Figure record extracts:
——————

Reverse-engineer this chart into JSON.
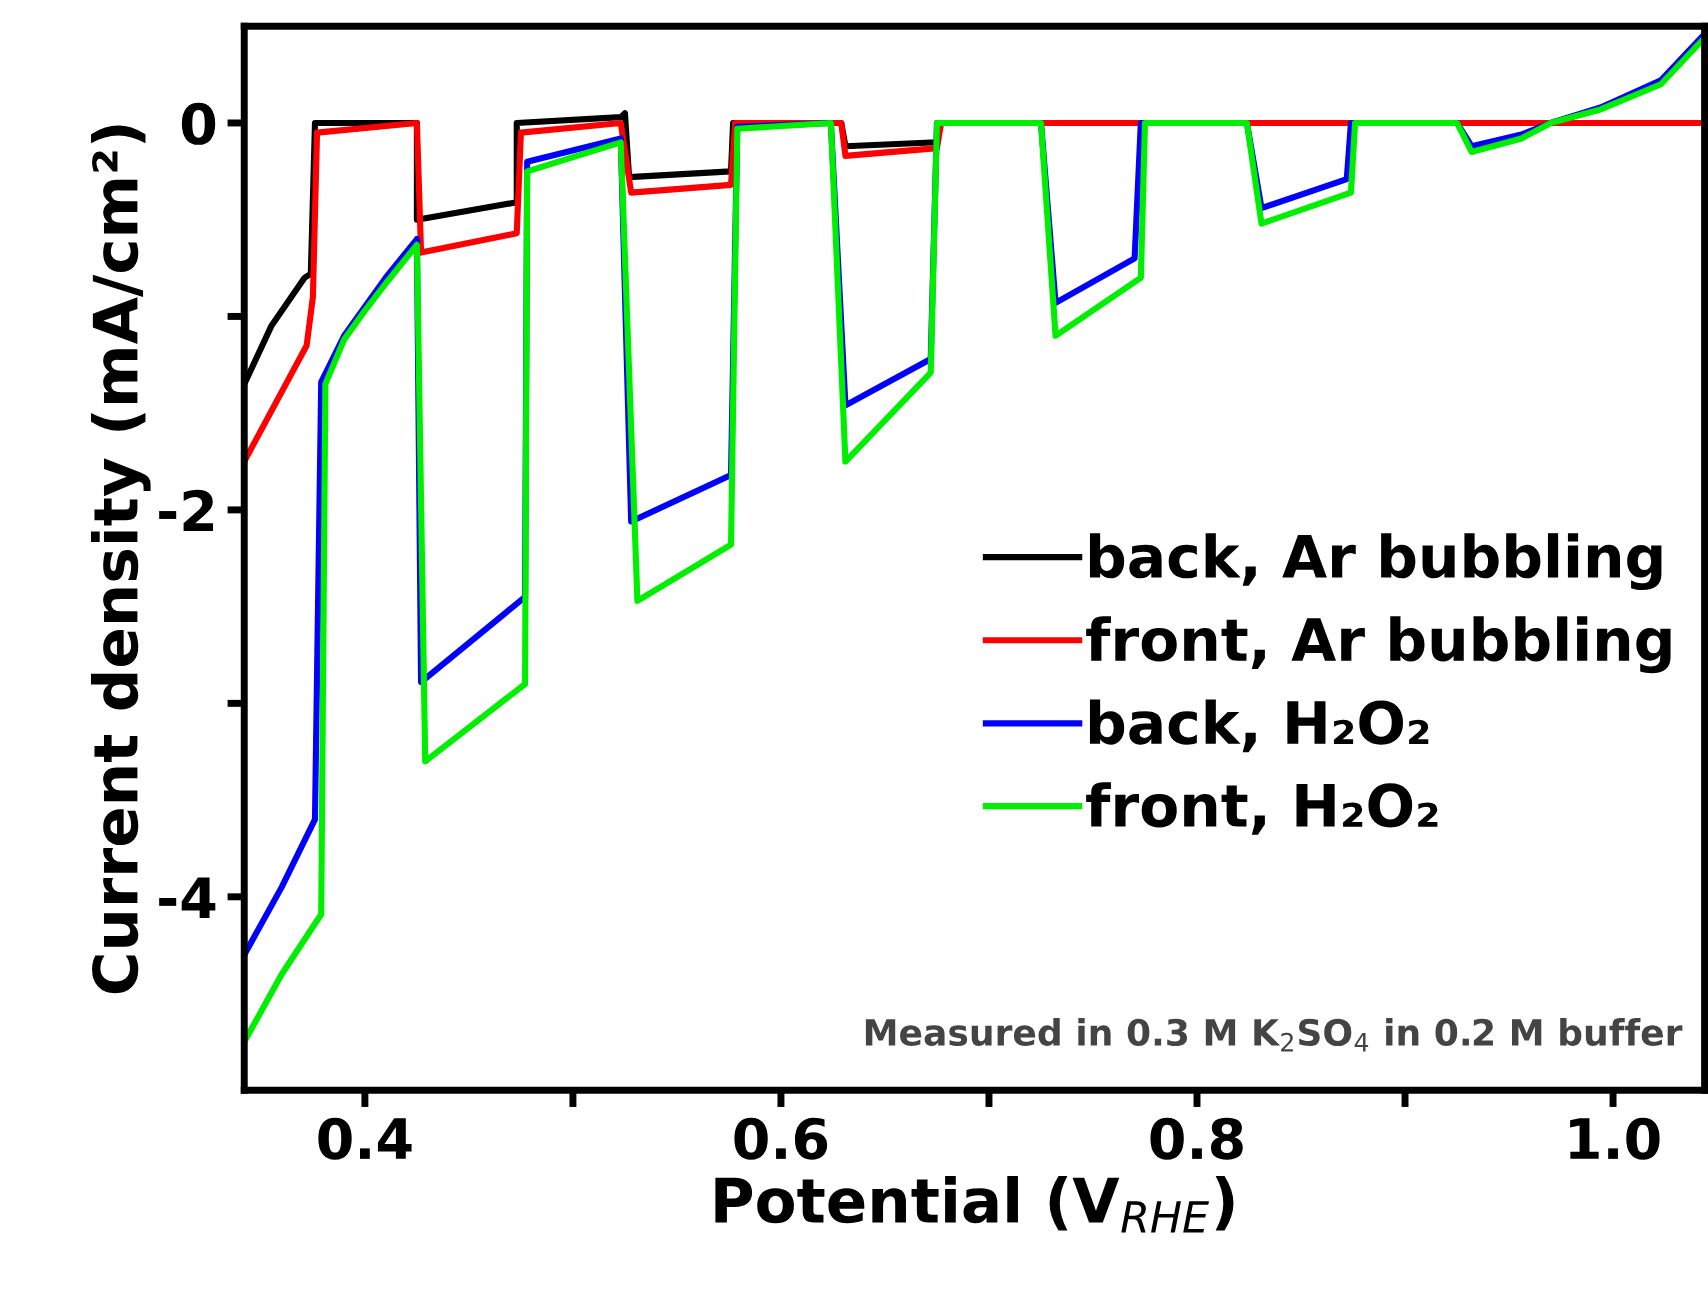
{
  "chart_data": {
    "type": "line",
    "xlabel": "Potential (V$_{RHE}$)",
    "ylabel": "Current density (mA/cm²)",
    "xlim": [
      0.342,
      1.044
    ],
    "ylim": [
      -5,
      0.5
    ],
    "xticks": [
      {
        "value": 0.4,
        "label": "0.4"
      },
      {
        "value": 0.5,
        "label": null
      },
      {
        "value": 0.6,
        "label": "0.6"
      },
      {
        "value": 0.7,
        "label": null
      },
      {
        "value": 0.8,
        "label": "0.8"
      },
      {
        "value": 0.9,
        "label": null
      },
      {
        "value": 1.0,
        "label": "1.0"
      }
    ],
    "yticks": [
      {
        "value": 0,
        "label": "0"
      },
      {
        "value": -1,
        "label": null
      },
      {
        "value": -2,
        "label": "-2"
      },
      {
        "value": -3,
        "label": null
      },
      {
        "value": -4,
        "label": "-4"
      }
    ],
    "grid": false,
    "legend": "right",
    "marker": "none",
    "line_style": "solid",
    "annotations": [
      "Measured in 0.3 M K$_{2}$SO$_{4}$ in 0.2 M buffer"
    ],
    "series": [
      {
        "name": "back, Ar bubbling",
        "color": "#000000",
        "x": [
          0.342,
          0.355,
          0.371,
          0.374,
          0.376,
          0.425,
          0.425,
          0.473,
          0.473,
          0.523,
          0.525,
          0.527,
          0.576,
          0.577,
          0.629,
          0.631,
          0.675,
          0.676,
          1.044
        ],
        "values": [
          -1.35,
          -1.05,
          -0.8,
          -0.78,
          0,
          0,
          -0.5,
          -0.41,
          0,
          0.03,
          0.05,
          -0.28,
          -0.25,
          0,
          0,
          -0.12,
          -0.1,
          0,
          0
        ]
      },
      {
        "name": "front, Ar bubbling",
        "color": "#ff0000",
        "x": [
          0.342,
          0.372,
          0.375,
          0.377,
          0.425,
          0.427,
          0.473,
          0.475,
          0.523,
          0.528,
          0.576,
          0.578,
          0.629,
          0.631,
          0.675,
          0.677,
          1.044
        ],
        "values": [
          -1.75,
          -1.15,
          -0.9,
          -0.05,
          0,
          -0.67,
          -0.57,
          -0.05,
          0,
          -0.36,
          -0.32,
          0,
          0,
          -0.17,
          -0.13,
          0,
          0
        ]
      },
      {
        "name": "back, H₂O₂",
        "color": "#0000ff",
        "x": [
          0.342,
          0.36,
          0.376,
          0.379,
          0.39,
          0.4,
          0.41,
          0.425,
          0.427,
          0.477,
          0.478,
          0.523,
          0.528,
          0.576,
          0.579,
          0.624,
          0.631,
          0.672,
          0.675,
          0.725,
          0.732,
          0.77,
          0.773,
          0.824,
          0.831,
          0.872,
          0.874,
          0.925,
          0.932,
          0.956,
          0.97,
          0.994,
          1.023,
          1.044
        ],
        "values": [
          -4.3,
          -3.95,
          -3.6,
          -1.34,
          -1.1,
          -0.95,
          -0.8,
          -0.6,
          -2.89,
          -2.45,
          -0.2,
          -0.08,
          -2.06,
          -1.82,
          -0.02,
          0,
          -1.46,
          -1.22,
          0,
          0,
          -0.93,
          -0.7,
          0,
          0,
          -0.44,
          -0.29,
          0,
          0,
          -0.12,
          -0.06,
          0,
          0.08,
          0.22,
          0.46
        ]
      },
      {
        "name": "front, H₂O₂",
        "color": "#00ee00",
        "x": [
          0.342,
          0.36,
          0.379,
          0.381,
          0.39,
          0.4,
          0.41,
          0.425,
          0.429,
          0.477,
          0.478,
          0.523,
          0.531,
          0.576,
          0.579,
          0.624,
          0.631,
          0.672,
          0.675,
          0.725,
          0.732,
          0.773,
          0.775,
          0.824,
          0.831,
          0.874,
          0.876,
          0.925,
          0.932,
          0.956,
          0.97,
          0.994,
          1.023,
          1.044
        ],
        "values": [
          -4.75,
          -4.4,
          -4.09,
          -1.35,
          -1.12,
          -0.97,
          -0.83,
          -0.63,
          -3.3,
          -2.9,
          -0.25,
          -0.1,
          -2.47,
          -2.18,
          -0.03,
          0,
          -1.75,
          -1.29,
          0,
          0,
          -1.1,
          -0.8,
          0,
          0,
          -0.52,
          -0.36,
          0,
          0,
          -0.15,
          -0.08,
          0,
          0.07,
          0.2,
          0.44
        ]
      }
    ]
  }
}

——————

The request: Search the records for the word "name" and copy every line where it occurs.

Result below:
        "name": "back, Ar bubbling",
        "name": "front, Ar bubbling",
        "name": "back, H₂O₂",
        "name": "front, H₂O₂",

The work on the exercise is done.